▸ WHAT IS BEING ASKED: In the records below, rewrite everything from the line containing "annotate this image: element" down to the line containing "field-cell — [199, 167, 204, 172]" as a JSON list of strings, one string per line, with blank lines omitted.

▸ SUPPLIED DATA:
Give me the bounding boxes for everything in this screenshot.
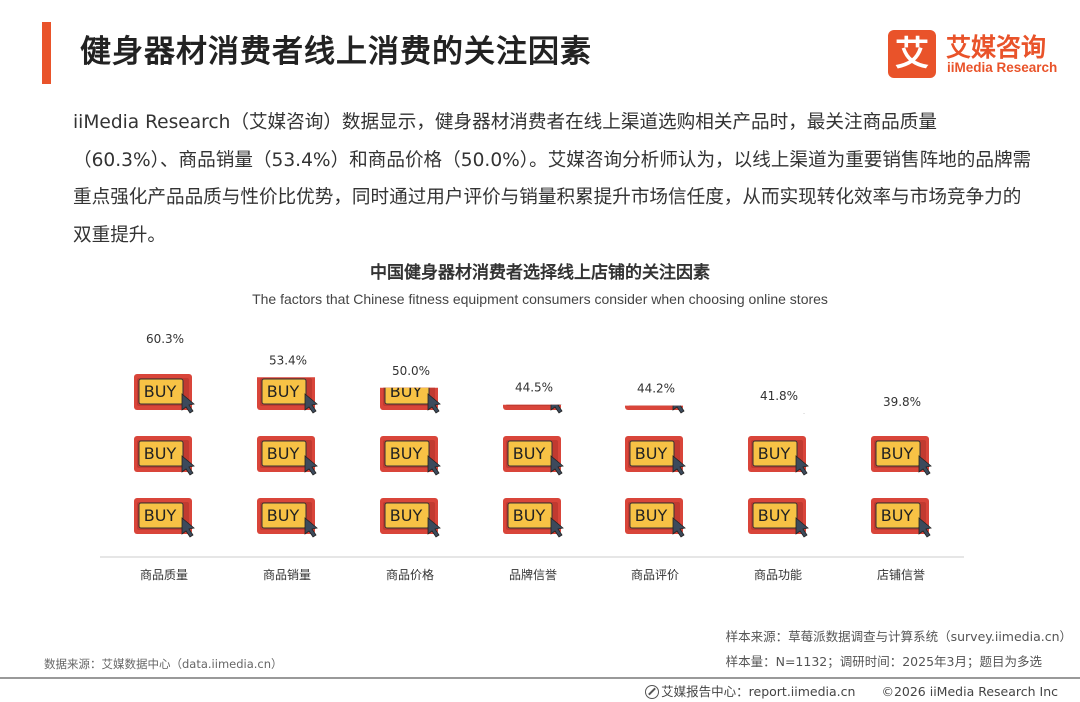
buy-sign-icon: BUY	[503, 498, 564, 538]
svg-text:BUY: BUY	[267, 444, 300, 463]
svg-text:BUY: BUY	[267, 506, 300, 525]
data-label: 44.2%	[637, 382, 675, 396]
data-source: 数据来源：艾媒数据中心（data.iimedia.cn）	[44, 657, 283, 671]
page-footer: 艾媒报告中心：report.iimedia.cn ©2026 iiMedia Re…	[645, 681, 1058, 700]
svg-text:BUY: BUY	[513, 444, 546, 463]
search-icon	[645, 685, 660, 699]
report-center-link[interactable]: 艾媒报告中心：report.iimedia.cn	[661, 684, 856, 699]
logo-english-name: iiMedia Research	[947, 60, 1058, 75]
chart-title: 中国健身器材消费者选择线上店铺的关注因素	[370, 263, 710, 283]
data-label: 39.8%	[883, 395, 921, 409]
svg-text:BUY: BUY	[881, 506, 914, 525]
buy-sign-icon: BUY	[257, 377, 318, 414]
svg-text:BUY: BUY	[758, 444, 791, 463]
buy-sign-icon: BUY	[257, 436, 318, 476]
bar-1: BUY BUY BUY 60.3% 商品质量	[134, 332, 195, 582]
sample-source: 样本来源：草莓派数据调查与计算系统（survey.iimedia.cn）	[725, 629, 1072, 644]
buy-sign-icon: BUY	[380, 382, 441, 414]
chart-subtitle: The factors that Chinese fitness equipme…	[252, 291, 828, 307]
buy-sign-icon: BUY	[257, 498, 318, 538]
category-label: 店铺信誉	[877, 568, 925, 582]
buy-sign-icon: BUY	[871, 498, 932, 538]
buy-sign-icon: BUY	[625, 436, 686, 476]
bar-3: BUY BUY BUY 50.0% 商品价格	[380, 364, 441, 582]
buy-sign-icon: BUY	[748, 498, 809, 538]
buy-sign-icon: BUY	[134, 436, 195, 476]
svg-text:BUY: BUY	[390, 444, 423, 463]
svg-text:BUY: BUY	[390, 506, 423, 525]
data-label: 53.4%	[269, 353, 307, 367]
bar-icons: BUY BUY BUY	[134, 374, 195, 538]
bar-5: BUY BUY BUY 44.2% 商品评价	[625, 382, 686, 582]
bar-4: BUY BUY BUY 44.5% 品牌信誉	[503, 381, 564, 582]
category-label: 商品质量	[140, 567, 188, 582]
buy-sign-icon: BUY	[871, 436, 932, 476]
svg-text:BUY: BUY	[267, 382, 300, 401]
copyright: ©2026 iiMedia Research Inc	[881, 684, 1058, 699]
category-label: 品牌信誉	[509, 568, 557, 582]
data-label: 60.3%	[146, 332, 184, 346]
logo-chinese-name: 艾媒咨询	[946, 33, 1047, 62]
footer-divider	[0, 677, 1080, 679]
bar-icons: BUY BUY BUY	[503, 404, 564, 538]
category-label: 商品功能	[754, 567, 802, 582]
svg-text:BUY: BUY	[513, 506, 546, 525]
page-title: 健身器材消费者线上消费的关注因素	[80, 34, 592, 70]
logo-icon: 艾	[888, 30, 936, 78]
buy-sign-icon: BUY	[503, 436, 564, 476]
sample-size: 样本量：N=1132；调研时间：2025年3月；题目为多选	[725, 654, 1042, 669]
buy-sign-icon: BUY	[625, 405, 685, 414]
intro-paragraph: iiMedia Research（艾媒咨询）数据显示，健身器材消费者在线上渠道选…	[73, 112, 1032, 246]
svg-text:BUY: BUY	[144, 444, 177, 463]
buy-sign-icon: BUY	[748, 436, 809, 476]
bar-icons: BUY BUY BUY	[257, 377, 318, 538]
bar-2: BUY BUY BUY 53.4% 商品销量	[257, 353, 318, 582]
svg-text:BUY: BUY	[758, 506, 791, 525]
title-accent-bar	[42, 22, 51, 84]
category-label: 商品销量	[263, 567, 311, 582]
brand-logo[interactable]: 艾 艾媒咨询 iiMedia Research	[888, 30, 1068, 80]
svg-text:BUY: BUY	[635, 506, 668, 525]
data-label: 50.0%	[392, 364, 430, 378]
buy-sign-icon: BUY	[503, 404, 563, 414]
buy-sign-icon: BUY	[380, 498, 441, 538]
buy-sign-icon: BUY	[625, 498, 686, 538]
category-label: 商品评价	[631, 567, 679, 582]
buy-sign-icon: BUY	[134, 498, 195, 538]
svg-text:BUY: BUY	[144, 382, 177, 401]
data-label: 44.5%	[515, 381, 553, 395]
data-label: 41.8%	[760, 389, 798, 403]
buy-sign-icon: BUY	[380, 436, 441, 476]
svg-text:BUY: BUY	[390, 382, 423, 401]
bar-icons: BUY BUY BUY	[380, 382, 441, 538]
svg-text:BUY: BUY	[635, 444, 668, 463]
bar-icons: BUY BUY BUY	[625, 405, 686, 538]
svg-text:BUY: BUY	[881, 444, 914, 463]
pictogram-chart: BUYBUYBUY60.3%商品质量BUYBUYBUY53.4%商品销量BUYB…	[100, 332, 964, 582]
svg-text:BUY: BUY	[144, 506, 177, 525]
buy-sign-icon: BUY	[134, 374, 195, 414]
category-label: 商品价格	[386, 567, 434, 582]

--

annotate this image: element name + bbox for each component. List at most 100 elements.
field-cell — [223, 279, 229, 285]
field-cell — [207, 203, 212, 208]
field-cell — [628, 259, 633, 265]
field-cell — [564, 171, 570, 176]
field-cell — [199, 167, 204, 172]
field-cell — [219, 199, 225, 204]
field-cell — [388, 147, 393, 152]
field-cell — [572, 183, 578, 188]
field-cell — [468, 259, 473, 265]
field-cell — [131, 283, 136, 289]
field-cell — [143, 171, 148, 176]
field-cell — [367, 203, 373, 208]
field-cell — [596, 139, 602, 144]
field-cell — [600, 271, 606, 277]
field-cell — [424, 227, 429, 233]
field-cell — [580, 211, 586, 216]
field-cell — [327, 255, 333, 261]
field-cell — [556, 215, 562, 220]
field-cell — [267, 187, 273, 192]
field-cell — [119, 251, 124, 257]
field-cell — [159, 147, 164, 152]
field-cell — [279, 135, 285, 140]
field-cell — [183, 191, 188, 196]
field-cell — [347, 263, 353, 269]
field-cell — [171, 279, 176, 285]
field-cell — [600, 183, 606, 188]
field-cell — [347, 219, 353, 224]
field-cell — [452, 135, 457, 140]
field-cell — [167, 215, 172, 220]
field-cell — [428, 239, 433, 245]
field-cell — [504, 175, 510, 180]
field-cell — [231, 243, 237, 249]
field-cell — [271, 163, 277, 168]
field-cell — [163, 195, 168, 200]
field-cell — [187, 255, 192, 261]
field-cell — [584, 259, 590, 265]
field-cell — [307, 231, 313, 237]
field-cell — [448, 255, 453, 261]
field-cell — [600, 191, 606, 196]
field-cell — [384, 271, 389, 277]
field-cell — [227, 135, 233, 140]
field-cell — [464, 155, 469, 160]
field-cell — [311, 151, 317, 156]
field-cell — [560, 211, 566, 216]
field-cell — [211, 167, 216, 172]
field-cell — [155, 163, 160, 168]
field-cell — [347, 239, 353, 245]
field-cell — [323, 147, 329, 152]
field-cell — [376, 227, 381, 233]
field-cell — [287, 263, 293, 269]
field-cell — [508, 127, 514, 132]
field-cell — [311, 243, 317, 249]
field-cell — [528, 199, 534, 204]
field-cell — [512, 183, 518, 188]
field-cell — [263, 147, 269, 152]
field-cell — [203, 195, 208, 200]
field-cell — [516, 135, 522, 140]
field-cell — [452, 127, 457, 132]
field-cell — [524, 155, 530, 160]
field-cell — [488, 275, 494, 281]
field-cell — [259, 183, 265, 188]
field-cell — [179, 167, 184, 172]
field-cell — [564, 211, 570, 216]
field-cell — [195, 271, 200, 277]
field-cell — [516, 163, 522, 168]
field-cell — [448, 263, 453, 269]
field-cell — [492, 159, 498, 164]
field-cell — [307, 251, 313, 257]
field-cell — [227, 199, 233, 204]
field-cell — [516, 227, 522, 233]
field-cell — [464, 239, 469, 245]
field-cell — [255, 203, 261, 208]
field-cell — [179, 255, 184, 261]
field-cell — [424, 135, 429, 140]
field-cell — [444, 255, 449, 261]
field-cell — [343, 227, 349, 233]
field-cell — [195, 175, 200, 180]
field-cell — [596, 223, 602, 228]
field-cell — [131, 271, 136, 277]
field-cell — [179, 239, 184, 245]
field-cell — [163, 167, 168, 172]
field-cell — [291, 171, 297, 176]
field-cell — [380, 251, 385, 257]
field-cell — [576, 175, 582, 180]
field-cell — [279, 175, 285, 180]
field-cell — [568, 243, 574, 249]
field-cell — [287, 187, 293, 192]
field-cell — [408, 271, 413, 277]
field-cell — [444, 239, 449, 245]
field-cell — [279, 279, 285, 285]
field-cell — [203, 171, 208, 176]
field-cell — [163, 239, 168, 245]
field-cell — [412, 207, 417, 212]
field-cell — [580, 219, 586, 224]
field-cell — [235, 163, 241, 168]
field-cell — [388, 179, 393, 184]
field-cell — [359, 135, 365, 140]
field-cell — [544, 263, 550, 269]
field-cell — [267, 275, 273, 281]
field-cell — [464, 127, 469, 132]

▸ ANSWER FOR THIS EXERCISE:
[
  "annotate this image: element name + bbox for each component. List at most 100 elements.",
  "field-cell — [223, 279, 229, 285]",
  "field-cell — [207, 203, 212, 208]",
  "field-cell — [628, 259, 633, 265]",
  "field-cell — [564, 171, 570, 176]",
  "field-cell — [199, 167, 204, 172]"
]